To be done
Copy every record below exactly as written, but leave out the pictures.

[Stored items from a collection]
····················

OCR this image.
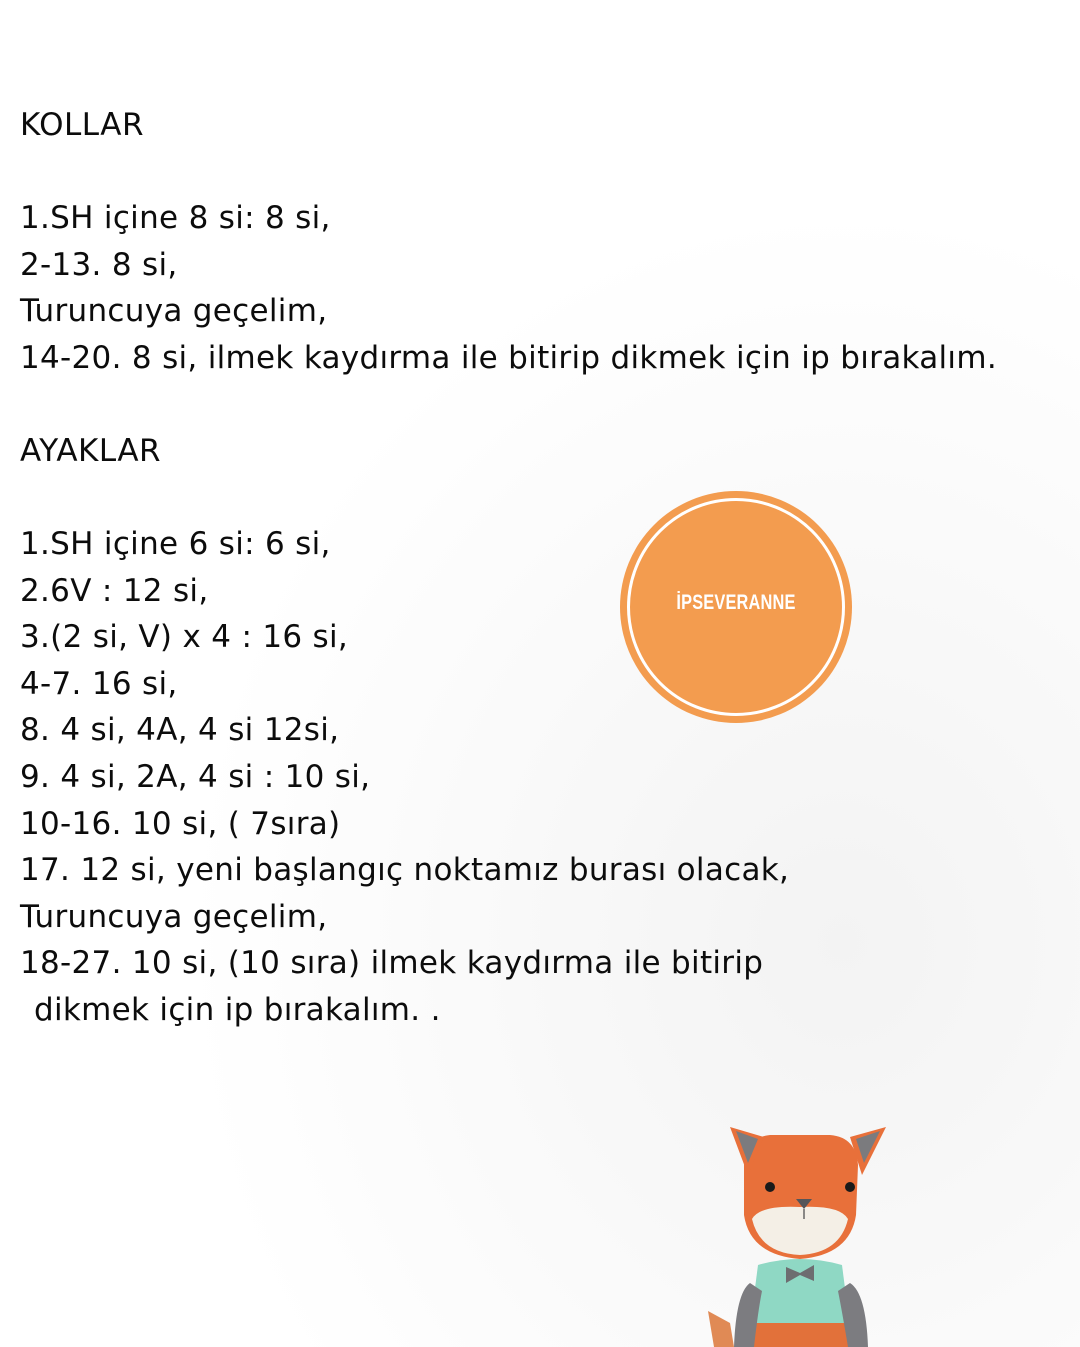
KOLLAR
1.SH içine 8 si: 8 si,
2-13. 8 si,
Turuncuya geçelim,
14-20. 8 si, ilmek kaydırma ile bitirip dikmek için ip bırakalım.
AYAKLAR
1.SH içine 6 si: 6 si,
2.6V : 12 si,
3.(2 si, V) x 4 : 16 si,
4-7. 16 si,
8. 4 si, 4A, 4 si 12si,
9. 4 si, 2A, 4 si : 10 si,
10-16. 10 si, ( 7sıra)
17. 12 si, yeni başlangıç noktamız burası olacak,
Turuncuya geçelim,
18-27. 10 si, (10 sıra) ilmek kaydırma ile bitirip
dikmek için ip bırakalım. .
İPSEVERANNE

····················

Result of the exercise
OCR this image.
KOLLAR
1.SH içine 8 si: 8 si,
2-13. 8 si,
Turuncuya geçelim,
14-20. 8 si, ilmek kaydırma ile bitirip dikmek için ip bırakalım.
AYAKLAR
1.SH içine 6 si: 6 si,
2.6V : 12 si,
3.(2 si, V) x 4 : 16 si,
4-7. 16 si,
8. 4 si, 4A, 4 si 12si,
9. 4 si, 2A, 4 si : 10 si,
10-16. 10 si, ( 7sıra)
17. 12 si, yeni başlangıç noktamız burası olacak,
Turuncuya geçelim,
18-27. 10 si, (10 sıra) ilmek kaydırma ile bitirip
dikmek için ip bırakalım. .
İPSEVERANNE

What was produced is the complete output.